[WORK INSTRUCTIONS]
Copy the records below word for word, starting with their first line and stopping after the line that contains "physical-illness-box: Consider mental".
Start
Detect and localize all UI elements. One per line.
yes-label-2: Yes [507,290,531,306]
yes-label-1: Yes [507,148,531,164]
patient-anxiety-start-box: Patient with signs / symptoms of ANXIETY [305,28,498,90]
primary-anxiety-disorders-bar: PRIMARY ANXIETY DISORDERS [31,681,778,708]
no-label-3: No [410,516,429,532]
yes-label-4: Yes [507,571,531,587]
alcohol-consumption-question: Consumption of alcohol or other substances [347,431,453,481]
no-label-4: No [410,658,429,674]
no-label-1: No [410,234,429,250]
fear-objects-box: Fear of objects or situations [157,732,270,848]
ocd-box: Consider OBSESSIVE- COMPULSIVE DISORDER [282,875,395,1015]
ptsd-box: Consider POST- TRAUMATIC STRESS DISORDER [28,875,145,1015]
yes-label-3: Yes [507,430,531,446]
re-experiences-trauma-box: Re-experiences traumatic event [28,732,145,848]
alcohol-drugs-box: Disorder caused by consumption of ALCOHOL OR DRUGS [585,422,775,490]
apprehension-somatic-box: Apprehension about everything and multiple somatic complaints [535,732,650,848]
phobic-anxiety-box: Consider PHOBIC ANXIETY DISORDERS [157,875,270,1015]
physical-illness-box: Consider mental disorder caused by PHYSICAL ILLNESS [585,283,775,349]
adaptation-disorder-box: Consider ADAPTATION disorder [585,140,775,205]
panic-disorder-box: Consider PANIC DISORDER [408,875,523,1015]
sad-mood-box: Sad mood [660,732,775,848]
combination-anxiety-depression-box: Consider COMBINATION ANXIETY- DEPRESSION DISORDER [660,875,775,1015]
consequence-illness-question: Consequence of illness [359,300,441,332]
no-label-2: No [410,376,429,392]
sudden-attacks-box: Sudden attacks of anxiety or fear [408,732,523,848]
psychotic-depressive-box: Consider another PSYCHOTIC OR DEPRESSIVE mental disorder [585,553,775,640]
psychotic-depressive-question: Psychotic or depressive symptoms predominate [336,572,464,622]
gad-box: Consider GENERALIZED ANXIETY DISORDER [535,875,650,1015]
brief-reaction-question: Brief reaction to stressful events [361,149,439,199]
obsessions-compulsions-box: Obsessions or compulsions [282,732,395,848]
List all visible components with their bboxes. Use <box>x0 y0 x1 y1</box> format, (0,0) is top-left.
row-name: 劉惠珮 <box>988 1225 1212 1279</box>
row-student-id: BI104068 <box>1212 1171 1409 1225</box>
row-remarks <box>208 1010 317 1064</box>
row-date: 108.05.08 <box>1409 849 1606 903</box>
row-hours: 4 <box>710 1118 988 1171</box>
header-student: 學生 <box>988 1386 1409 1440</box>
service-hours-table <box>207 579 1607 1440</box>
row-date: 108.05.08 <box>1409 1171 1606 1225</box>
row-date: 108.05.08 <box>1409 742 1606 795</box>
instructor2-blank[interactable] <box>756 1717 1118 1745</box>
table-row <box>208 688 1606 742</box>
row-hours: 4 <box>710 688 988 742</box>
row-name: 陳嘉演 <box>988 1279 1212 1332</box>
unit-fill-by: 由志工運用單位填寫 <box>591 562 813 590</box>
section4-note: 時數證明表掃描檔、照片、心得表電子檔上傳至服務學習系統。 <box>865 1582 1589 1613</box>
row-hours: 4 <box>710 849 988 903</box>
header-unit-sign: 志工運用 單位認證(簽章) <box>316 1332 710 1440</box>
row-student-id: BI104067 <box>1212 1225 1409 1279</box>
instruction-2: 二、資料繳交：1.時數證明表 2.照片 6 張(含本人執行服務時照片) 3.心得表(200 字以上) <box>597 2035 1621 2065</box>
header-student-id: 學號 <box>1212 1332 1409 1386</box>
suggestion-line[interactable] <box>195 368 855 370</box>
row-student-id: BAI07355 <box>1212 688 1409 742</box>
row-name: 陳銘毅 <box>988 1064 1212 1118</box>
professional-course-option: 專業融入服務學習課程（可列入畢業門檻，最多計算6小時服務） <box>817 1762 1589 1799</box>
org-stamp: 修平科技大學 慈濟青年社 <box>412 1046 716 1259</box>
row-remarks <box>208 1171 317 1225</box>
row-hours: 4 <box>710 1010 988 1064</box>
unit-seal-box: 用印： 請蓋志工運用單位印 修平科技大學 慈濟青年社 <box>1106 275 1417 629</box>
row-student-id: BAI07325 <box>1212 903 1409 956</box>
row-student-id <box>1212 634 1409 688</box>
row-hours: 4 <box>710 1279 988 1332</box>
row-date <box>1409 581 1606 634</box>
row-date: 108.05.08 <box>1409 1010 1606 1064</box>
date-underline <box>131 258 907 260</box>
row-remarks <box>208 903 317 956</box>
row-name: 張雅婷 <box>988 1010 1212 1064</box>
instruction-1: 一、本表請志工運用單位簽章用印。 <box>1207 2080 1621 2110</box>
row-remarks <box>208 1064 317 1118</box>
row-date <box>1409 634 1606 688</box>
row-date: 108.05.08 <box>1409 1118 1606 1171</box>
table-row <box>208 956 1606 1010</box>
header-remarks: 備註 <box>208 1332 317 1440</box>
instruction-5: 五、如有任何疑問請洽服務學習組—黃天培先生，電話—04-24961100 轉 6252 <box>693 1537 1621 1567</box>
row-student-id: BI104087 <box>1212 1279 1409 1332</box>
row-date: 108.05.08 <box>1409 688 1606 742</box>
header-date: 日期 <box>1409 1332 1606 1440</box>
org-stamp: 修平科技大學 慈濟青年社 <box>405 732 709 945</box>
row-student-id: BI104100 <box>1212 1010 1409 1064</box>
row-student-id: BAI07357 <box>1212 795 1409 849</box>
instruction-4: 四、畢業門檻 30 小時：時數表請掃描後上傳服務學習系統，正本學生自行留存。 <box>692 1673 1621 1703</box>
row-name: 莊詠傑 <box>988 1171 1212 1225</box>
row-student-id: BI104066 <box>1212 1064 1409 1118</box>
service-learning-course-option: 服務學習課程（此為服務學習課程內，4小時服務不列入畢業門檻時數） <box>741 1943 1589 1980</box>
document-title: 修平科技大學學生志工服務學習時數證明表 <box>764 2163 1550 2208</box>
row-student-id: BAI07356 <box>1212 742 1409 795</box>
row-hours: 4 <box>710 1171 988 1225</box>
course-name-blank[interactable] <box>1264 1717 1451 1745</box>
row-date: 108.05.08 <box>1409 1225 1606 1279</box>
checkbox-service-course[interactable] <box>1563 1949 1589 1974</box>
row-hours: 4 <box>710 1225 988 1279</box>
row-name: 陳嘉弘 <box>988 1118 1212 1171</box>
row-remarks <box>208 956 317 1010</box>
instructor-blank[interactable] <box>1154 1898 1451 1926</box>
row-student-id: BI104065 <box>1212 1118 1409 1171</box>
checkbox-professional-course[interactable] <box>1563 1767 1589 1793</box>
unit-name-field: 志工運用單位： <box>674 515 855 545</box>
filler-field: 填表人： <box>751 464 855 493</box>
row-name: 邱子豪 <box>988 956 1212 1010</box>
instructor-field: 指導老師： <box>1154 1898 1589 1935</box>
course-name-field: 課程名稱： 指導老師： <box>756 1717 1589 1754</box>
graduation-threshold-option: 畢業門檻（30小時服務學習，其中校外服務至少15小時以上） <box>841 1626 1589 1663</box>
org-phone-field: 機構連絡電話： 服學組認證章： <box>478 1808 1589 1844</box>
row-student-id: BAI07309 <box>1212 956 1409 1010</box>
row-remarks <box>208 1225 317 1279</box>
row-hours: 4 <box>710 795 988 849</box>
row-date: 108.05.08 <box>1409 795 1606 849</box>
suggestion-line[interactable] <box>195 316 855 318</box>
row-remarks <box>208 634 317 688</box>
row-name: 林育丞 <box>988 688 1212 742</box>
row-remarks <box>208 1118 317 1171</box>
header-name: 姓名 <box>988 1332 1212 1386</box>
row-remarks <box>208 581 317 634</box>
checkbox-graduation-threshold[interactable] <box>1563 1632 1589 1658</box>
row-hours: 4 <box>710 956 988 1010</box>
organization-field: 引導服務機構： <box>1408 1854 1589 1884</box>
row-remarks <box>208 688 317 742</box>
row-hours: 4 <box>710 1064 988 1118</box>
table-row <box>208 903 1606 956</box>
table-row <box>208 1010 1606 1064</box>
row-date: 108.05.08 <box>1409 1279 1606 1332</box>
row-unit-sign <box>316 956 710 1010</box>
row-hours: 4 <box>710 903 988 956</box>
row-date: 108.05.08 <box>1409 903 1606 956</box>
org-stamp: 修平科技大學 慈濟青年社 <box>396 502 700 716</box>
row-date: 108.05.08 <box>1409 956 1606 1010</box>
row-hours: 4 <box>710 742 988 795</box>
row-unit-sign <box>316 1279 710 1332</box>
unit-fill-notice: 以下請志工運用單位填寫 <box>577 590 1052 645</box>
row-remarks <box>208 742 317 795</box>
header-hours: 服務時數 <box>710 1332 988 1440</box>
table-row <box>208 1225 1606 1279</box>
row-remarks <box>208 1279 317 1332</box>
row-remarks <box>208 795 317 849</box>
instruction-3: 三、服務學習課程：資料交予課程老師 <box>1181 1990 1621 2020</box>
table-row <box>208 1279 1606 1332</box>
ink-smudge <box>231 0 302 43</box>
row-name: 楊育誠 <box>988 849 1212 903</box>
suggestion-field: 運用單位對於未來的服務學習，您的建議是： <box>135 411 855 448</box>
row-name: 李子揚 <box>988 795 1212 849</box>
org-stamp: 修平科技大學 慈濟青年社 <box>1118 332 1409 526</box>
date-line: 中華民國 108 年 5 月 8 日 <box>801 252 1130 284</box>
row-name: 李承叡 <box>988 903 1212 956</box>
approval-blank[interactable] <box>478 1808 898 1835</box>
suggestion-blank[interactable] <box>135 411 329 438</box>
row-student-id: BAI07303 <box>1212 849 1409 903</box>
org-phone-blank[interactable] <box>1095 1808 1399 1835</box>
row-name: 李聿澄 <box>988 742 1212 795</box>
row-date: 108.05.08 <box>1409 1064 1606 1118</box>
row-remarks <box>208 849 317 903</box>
End
[ANSWER]
Detect and localize all UI elements. One per line.
yes-label-2: Yes [507,290,531,306]
yes-label-1: Yes [507,148,531,164]
patient-anxiety-start-box: Patient with signs / symptoms of ANXIETY [305,28,498,90]
primary-anxiety-disorders-bar: PRIMARY ANXIETY DISORDERS [31,681,778,708]
no-label-3: No [410,516,429,532]
yes-label-4: Yes [507,571,531,587]
alcohol-consumption-question: Consumption of alcohol or other substances [347,431,453,481]
no-label-4: No [410,658,429,674]
no-label-1: No [410,234,429,250]
fear-objects-box: Fear of objects or situations [157,732,270,848]
ocd-box: Consider OBSESSIVE- COMPULSIVE DISORDER [282,875,395,1015]
ptsd-box: Consider POST- TRAUMATIC STRESS DISORDER [28,875,145,1015]
yes-label-3: Yes [507,430,531,446]
re-experiences-trauma-box: Re-experiences traumatic event [28,732,145,848]
alcohol-drugs-box: Disorder caused by consumption of ALCOHOL OR DRUGS [585,422,775,490]
apprehension-somatic-box: Apprehension about everything and multiple somatic complaints [535,732,650,848]
phobic-anxiety-box: Consider PHOBIC ANXIETY DISORDERS [157,875,270,1015]
physical-illness-box: Consider mental disorder caused by PHYSICAL ILLNESS [585,283,775,349]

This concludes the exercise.